(Items from a figure collection)

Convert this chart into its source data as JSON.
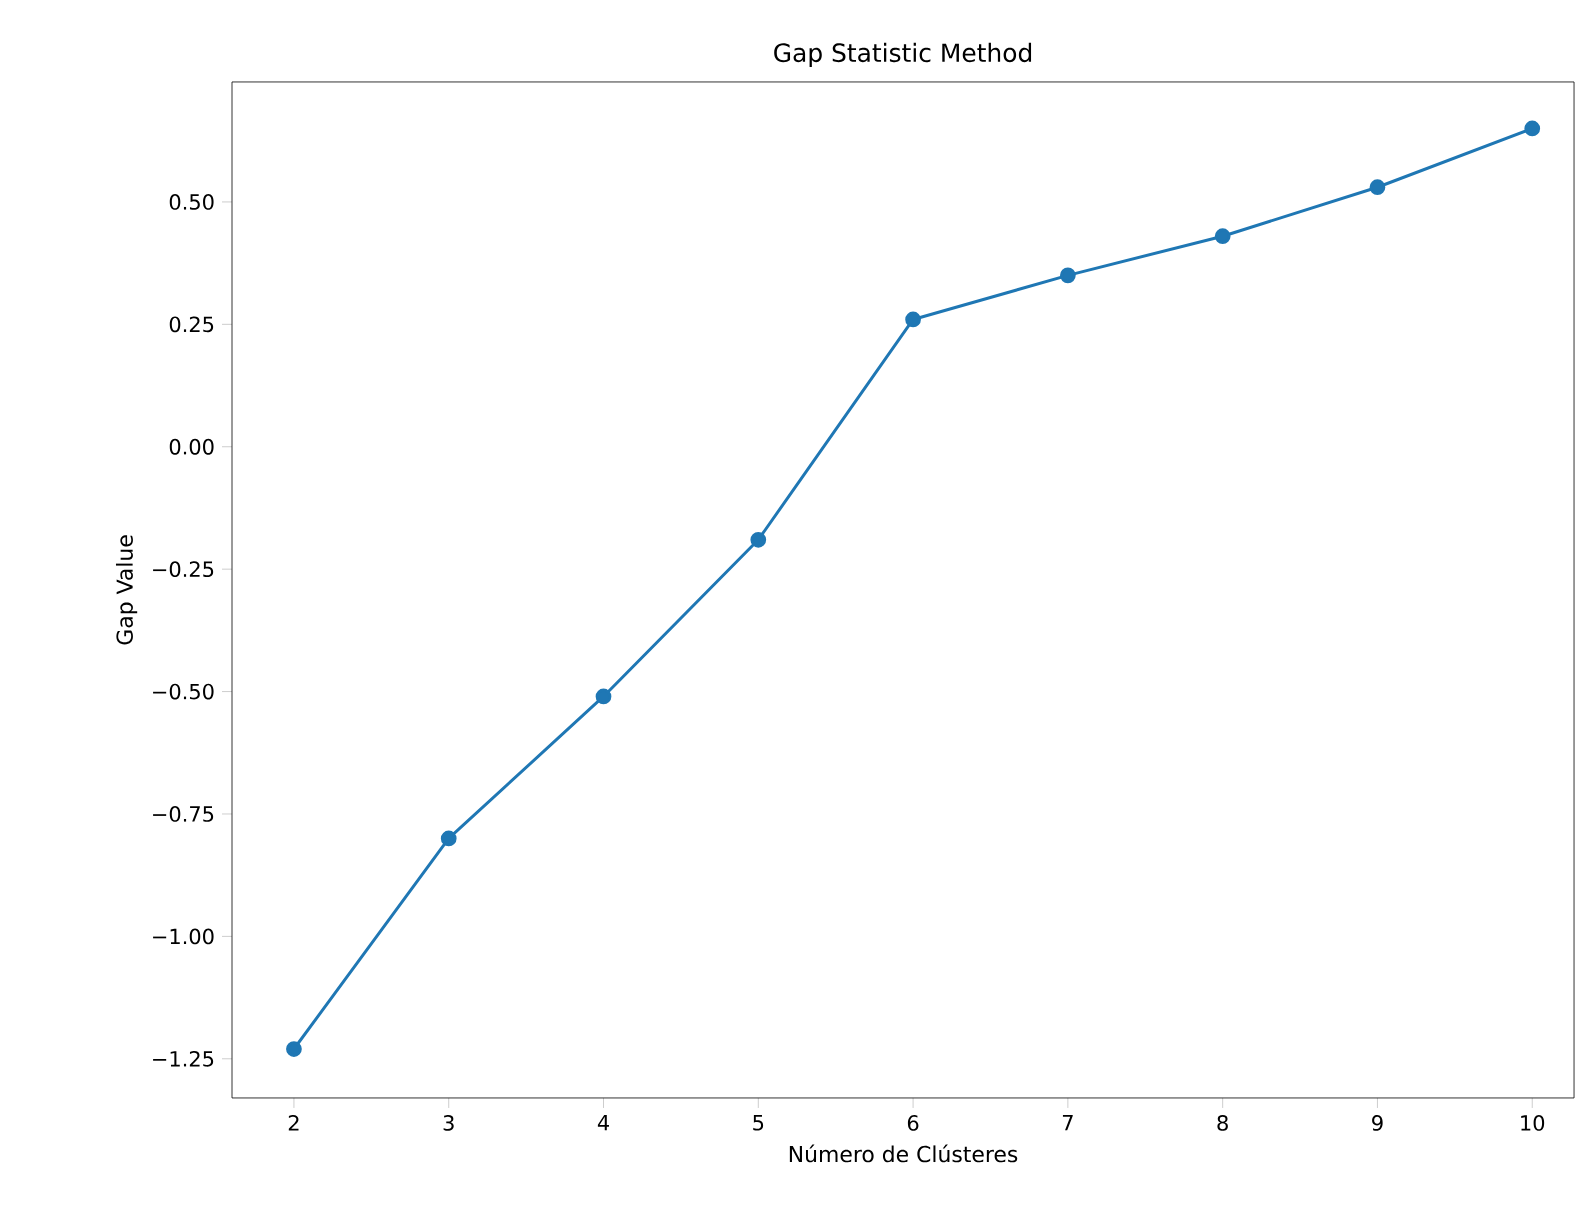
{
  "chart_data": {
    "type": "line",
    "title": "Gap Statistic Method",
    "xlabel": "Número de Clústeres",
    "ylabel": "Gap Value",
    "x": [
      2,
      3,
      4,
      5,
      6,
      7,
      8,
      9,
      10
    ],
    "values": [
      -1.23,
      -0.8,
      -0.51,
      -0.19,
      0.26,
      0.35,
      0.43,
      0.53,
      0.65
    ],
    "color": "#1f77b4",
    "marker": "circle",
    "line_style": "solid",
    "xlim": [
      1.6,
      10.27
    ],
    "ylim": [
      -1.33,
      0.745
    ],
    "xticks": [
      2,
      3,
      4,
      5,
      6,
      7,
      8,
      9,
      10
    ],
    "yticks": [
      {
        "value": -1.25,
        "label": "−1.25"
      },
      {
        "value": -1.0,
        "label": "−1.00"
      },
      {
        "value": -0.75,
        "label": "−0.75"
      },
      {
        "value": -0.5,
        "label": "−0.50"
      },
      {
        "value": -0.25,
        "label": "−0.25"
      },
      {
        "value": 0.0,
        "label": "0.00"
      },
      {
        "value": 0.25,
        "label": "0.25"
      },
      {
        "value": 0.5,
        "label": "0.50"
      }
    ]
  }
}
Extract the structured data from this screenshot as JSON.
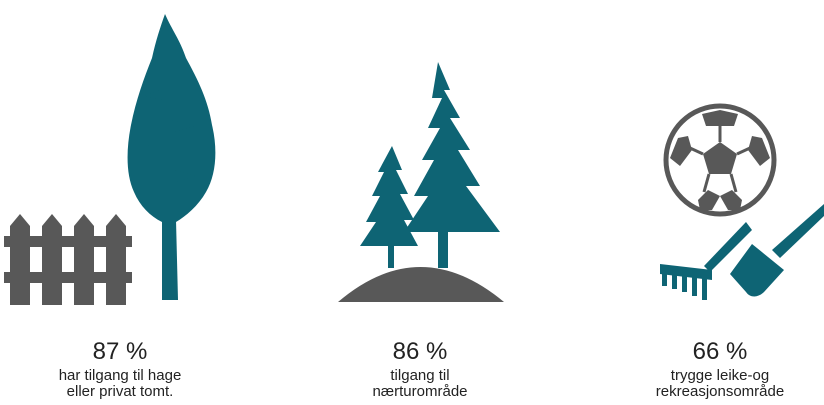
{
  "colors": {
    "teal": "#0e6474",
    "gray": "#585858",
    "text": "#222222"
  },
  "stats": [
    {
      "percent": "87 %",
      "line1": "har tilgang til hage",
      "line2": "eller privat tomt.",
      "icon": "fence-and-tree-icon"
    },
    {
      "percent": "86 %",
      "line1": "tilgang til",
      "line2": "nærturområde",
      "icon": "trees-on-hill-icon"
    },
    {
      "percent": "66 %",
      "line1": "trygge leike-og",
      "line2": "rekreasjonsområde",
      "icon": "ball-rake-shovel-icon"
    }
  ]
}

◆ **Written task**
Each line of the data is to be duplicated exactly; pictures stay out of the copy.

◆ **Task response**
Convert this chart into its source data as JSON.
{
  "chart_data": {
    "type": "line",
    "title": "Gap Statistic Method",
    "xlabel": "Número de Clústeres",
    "ylabel": "Gap Value",
    "x": [
      2,
      3,
      4,
      5,
      6,
      7,
      8,
      9,
      10
    ],
    "values": [
      -1.23,
      -0.8,
      -0.51,
      -0.19,
      0.26,
      0.35,
      0.43,
      0.53,
      0.65
    ],
    "color": "#1f77b4",
    "marker": "circle",
    "line_style": "solid",
    "xlim": [
      1.6,
      10.27
    ],
    "ylim": [
      -1.33,
      0.745
    ],
    "xticks": [
      2,
      3,
      4,
      5,
      6,
      7,
      8,
      9,
      10
    ],
    "yticks": [
      {
        "value": -1.25,
        "label": "−1.25"
      },
      {
        "value": -1.0,
        "label": "−1.00"
      },
      {
        "value": -0.75,
        "label": "−0.75"
      },
      {
        "value": -0.5,
        "label": "−0.50"
      },
      {
        "value": -0.25,
        "label": "−0.25"
      },
      {
        "value": 0.0,
        "label": "0.00"
      },
      {
        "value": 0.25,
        "label": "0.25"
      },
      {
        "value": 0.5,
        "label": "0.50"
      }
    ]
  }
}
Extract the structured data from this screenshot as JSON.
{
  "colors": {
    "teal": "#0e6474",
    "gray": "#585858",
    "text": "#222222"
  },
  "stats": [
    {
      "percent": "87 %",
      "line1": "har tilgang til hage",
      "line2": "eller privat tomt.",
      "icon": "fence-and-tree-icon"
    },
    {
      "percent": "86 %",
      "line1": "tilgang til",
      "line2": "nærturområde",
      "icon": "trees-on-hill-icon"
    },
    {
      "percent": "66 %",
      "line1": "trygge leike-og",
      "line2": "rekreasjonsområde",
      "icon": "ball-rake-shovel-icon"
    }
  ]
}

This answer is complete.